What you have to do →
A line counts if it contains the word "destinataires" at least once. State how many such lines the records contain, giving the number alone.

(Records from a data source)
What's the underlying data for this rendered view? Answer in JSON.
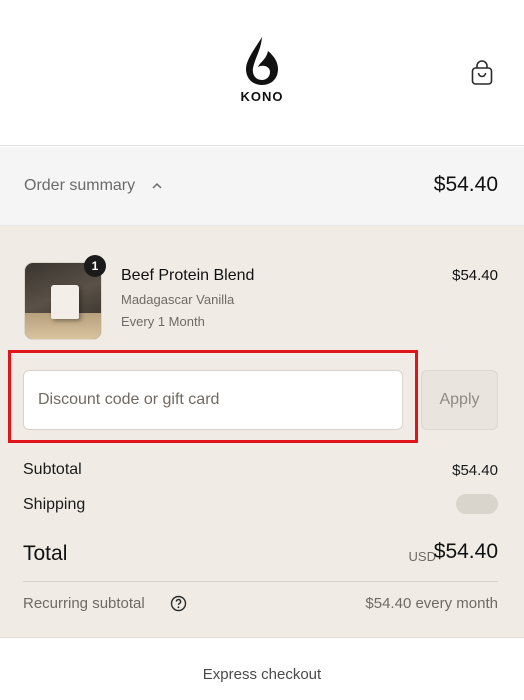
{
  "brand": {
    "name": "KONO"
  },
  "header": {
    "cart_icon": "shopping-bag-icon"
  },
  "summary": {
    "toggle_label": "Order summary",
    "toggle_icon": "chevron-up-icon",
    "total": "$54.40"
  },
  "line_item": {
    "quantity": "1",
    "name": "Beef Protein Blend",
    "variant": "Madagascar Vanilla",
    "plan": "Every 1 Month",
    "price": "$54.40"
  },
  "discount": {
    "placeholder": "Discount code or gift card",
    "value": "",
    "apply_label": "Apply"
  },
  "totals": {
    "subtotal_label": "Subtotal",
    "subtotal_value": "$54.40",
    "shipping_label": "Shipping",
    "total_label": "Total",
    "currency": "USD",
    "total_value": "$54.40",
    "recurring_label": "Recurring subtotal",
    "recurring_icon": "question-circle-icon",
    "recurring_value": "$54.40 every month"
  },
  "express": {
    "label": "Express checkout"
  },
  "colors": {
    "summary_bg": "#f5f5f5",
    "panel_bg": "#f0ece5",
    "highlight": "#e0151b"
  }
}
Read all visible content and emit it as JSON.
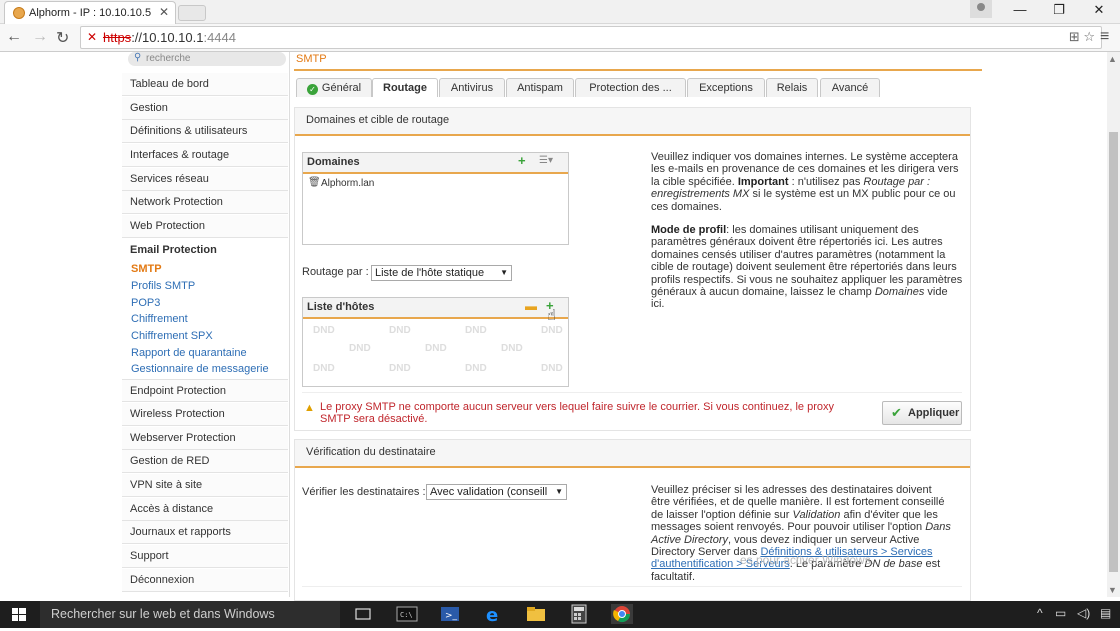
{
  "browser": {
    "tab_title": "Alphorm - IP : 10.10.10.5",
    "tab_close": "✕",
    "url_scheme": "https",
    "url_host": "://10.10.10.1",
    "url_port": ":4444",
    "window_controls": {
      "minimize": "—",
      "restore": "❐",
      "close": "✕"
    }
  },
  "sidebar": {
    "search_placeholder": "recherche",
    "items": [
      "Tableau de bord",
      "Gestion",
      "Définitions & utilisateurs",
      "Interfaces & routage",
      "Services réseau",
      "Network Protection",
      "Web Protection",
      "Email Protection"
    ],
    "sub_items": [
      "SMTP",
      "Profils SMTP",
      "POP3",
      "Chiffrement",
      "Chiffrement SPX",
      "Rapport de quarantaine",
      "Gestionnaire de messagerie"
    ],
    "items_after": [
      "Endpoint Protection",
      "Wireless Protection",
      "Webserver Protection",
      "Gestion de RED",
      "VPN site à site",
      "Accès à distance",
      "Journaux et rapports",
      "Support",
      "Déconnexion"
    ]
  },
  "breadcrumb": "SMTP",
  "tabs": [
    "Général",
    "Routage",
    "Antivirus",
    "Antispam",
    "Protection des ...",
    "Exceptions",
    "Relais",
    "Avancé"
  ],
  "active_tab": "Routage",
  "routing_section": {
    "title": "Domaines et cible de routage",
    "domains_box_title": "Domaines",
    "domains": [
      "Alphorm.lan"
    ],
    "routage_label": "Routage par :",
    "routage_value": "Liste de l'hôte statique",
    "hosts_box_title": "Liste d'hôtes",
    "dnd_label": "DND",
    "help_p1_a": "Veuillez indiquer vos domaines internes. Le système acceptera les e-mails en provenance de ces domaines et les dirigera vers la cible spécifiée. ",
    "help_p1_b_bold": "Important",
    "help_p1_c": " : n'utilisez pas ",
    "help_p1_d_italic": "Routage par : enregistrements MX",
    "help_p1_e": " si le système est un MX public pour ce ou ces domaines.",
    "help_p2_bold": "Mode de profil",
    "help_p2_a": ": les domaines utilisant uniquement des paramètres généraux doivent être répertoriés ici. Les autres domaines censés utiliser d'autres paramètres (notamment la cible de routage) doivent seulement être répertoriés dans leurs profils respectifs. Si vous ne souhaitez appliquer les paramètres généraux à aucun domaine, laissez le champ ",
    "help_p2_italic": "Domaines",
    "help_p2_b": " vide ici.",
    "warning": "Le proxy SMTP ne comporte aucun serveur vers lequel faire suivre le courrier. Si vous continuez, le proxy SMTP sera désactivé.",
    "apply_label": "Appliquer"
  },
  "recipient_section": {
    "title": "Vérification du destinataire",
    "verify_label": "Vérifier les destinataires :",
    "verify_value": "Avec validation (conseill",
    "help_a": "Veuillez préciser si les adresses des destinataires doivent être vérifiées, et de quelle manière. Il est fortement conseillé de laisser l'option définie sur ",
    "help_italic1": "Validation",
    "help_b": " afin d'éviter que les messages soient renvoyés. Pour pouvoir utiliser l'option ",
    "help_italic2": "Dans Active Directory",
    "help_c": ", vous devez indiquer un serveur Active Directory Server dans ",
    "help_link": "Définitions & utilisateurs > Services d'authentification > Serveurs",
    "help_d": ". Le paramètre ",
    "help_italic3": "DN de base",
    "help_e": " est facultatif."
  },
  "watermark": "es pour activer Windows.",
  "taskbar": {
    "search_text": "Rechercher sur le web et dans Windows"
  },
  "colors": {
    "accent_orange": "#e37a14",
    "link_blue": "#2e6eb5",
    "warning_red": "#c0262c",
    "ok_green": "#3aa33a"
  }
}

Expected answer →
2